Your goal: From the entries below, please gather each line containing the string "vertical".

══════

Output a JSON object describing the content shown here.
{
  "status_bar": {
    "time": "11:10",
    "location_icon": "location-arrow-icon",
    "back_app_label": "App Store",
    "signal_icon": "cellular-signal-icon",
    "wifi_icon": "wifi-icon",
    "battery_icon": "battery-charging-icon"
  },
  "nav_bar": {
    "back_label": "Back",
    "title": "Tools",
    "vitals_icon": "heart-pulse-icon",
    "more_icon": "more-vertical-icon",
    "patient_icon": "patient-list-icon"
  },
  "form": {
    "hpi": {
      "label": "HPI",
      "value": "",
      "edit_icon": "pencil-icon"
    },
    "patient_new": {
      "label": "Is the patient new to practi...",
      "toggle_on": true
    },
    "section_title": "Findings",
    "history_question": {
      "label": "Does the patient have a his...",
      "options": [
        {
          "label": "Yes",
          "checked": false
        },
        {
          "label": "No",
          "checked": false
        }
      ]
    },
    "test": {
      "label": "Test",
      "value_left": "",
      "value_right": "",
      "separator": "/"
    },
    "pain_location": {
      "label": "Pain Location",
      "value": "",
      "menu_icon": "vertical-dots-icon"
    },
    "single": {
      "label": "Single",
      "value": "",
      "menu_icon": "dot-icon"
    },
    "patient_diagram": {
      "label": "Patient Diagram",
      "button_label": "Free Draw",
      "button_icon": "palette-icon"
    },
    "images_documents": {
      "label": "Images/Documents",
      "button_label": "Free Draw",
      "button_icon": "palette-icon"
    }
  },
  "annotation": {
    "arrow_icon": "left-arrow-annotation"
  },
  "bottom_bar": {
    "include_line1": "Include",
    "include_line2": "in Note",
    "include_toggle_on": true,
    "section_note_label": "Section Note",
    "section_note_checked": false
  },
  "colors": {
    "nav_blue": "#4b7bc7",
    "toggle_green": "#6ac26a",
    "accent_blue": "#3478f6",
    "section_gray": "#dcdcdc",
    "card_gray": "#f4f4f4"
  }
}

══════

Response to this exercise:
    "more_icon": "more-vertical-icon",
      "menu_icon": "vertical-dots-icon"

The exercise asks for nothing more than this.